▸ **选文**:
# Patch-based Training with Memory Debugging

## 特性：
- ✅ 修复autocast兼容性问题
- ✅ 详细的显存监控
- ✅ 每步显示显存使用
- ✅ 自动降低batch size如果OOM
- ✅ 梯度累积备选方案

---

In [None]:
import torch
import torch.nn as nn
import torch.optim as optim
from torch.utils.data import Dataset, DataLoader
from torch.cuda.amp import autocast, GradScaler
import numpy as np
import matplotlib.pyplot as plt
from pathlib import Path
import cv2
import random
from tqdm import tqdm
import gc

## 1. Memory Monitoring Utilities

In [None]:
def print_gpu_memory(tag=""):
    """打印当前GPU显存使用情况"""
    if torch.cuda.is_available():
        allocated = torch.cuda.memory_allocated() / 1024**3
        reserved = torch.cuda.memory_reserved() / 1024**3
        max_allocated = torch.cuda.max_memory_allocated() / 1024**3
        print(f"[{tag}] GPU显存: 已分配={allocated:.2f}GB, 保留={reserved:.2f}GB, 峰值={max_allocated:.2f}GB")

▸ **数据内容**:

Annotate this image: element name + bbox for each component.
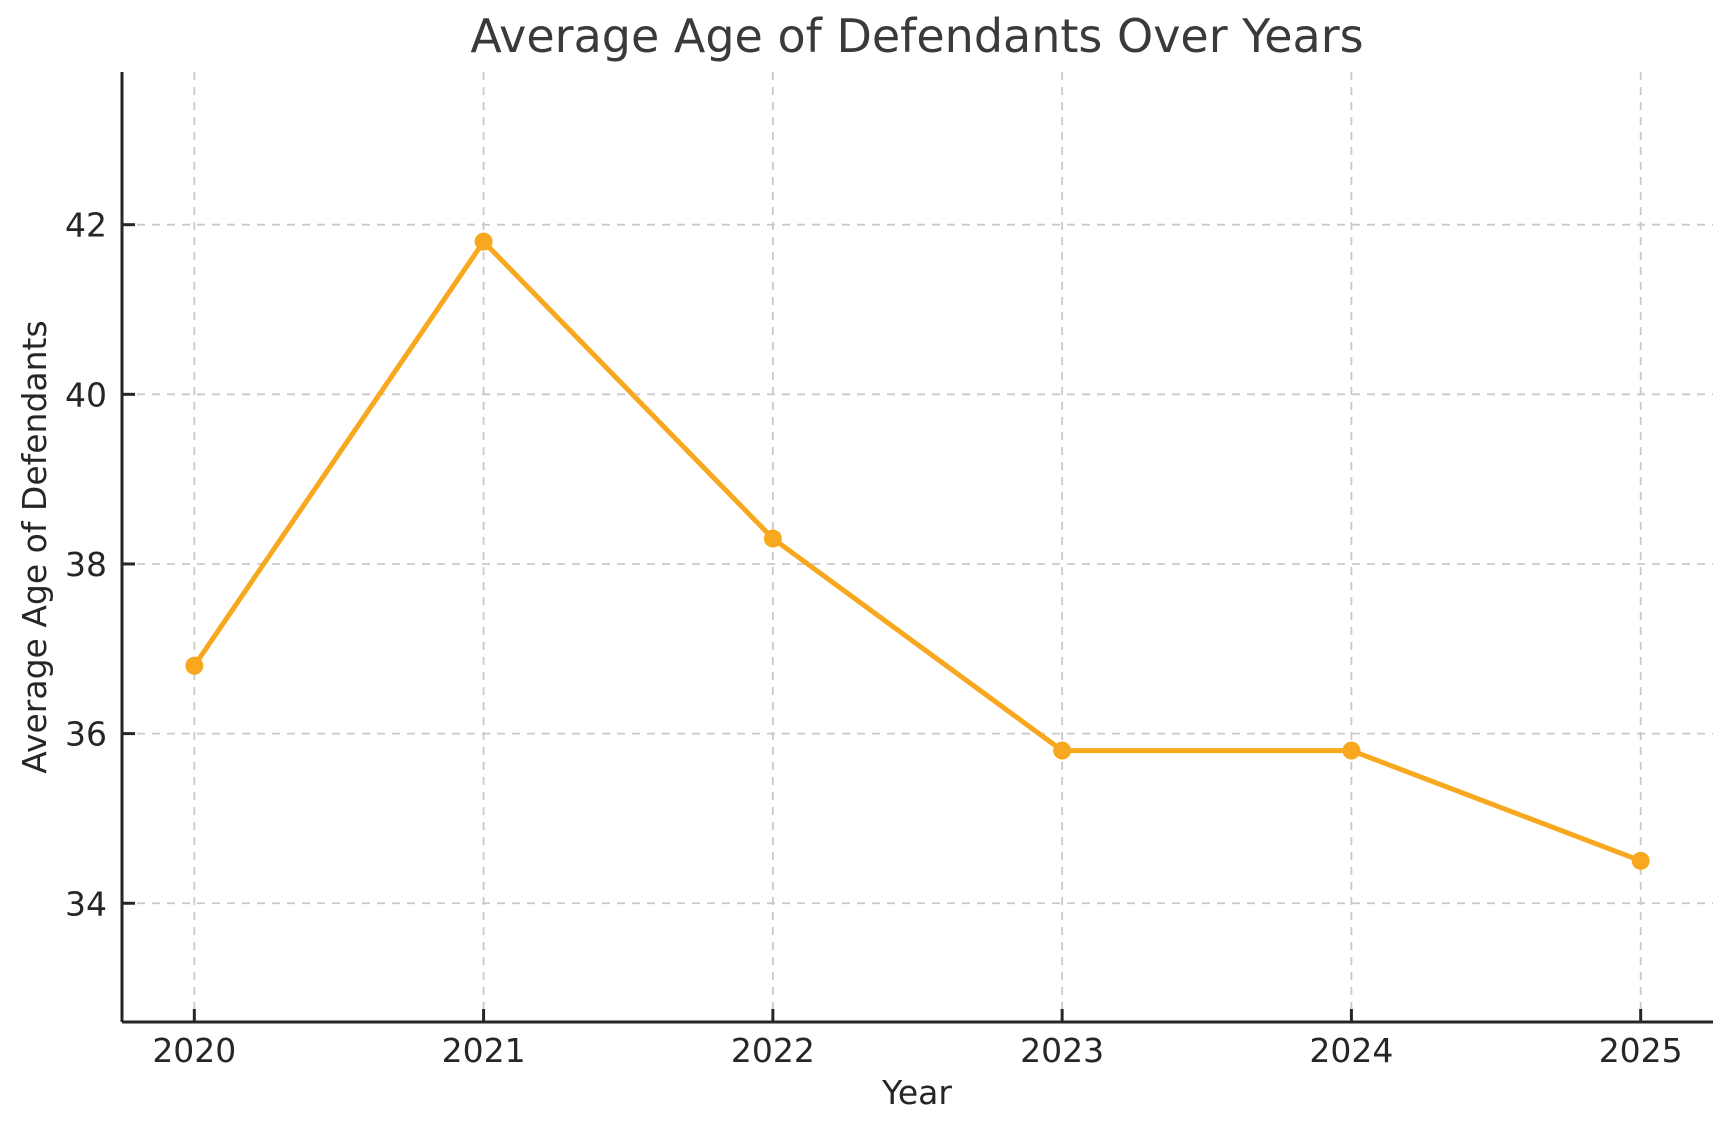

▸ **任务说明**:
用两句话概括选文。

▸ **书面回答**:
选文是一份带显存调试功能的分块（patch-based）训练笔记，列出的特性包括修复autocast兼容性问题、详细的显存监控、每步显示显存使用、在OOM时自动降低batch size，以及梯度累积备选方案。其代码导入了torch、numpy、matplotlib、cv2、tqdm等库，并定义了函数print_gpu_memory，在GPU可用时以GB为单位打印当前显存的已分配量、保留量和峰值。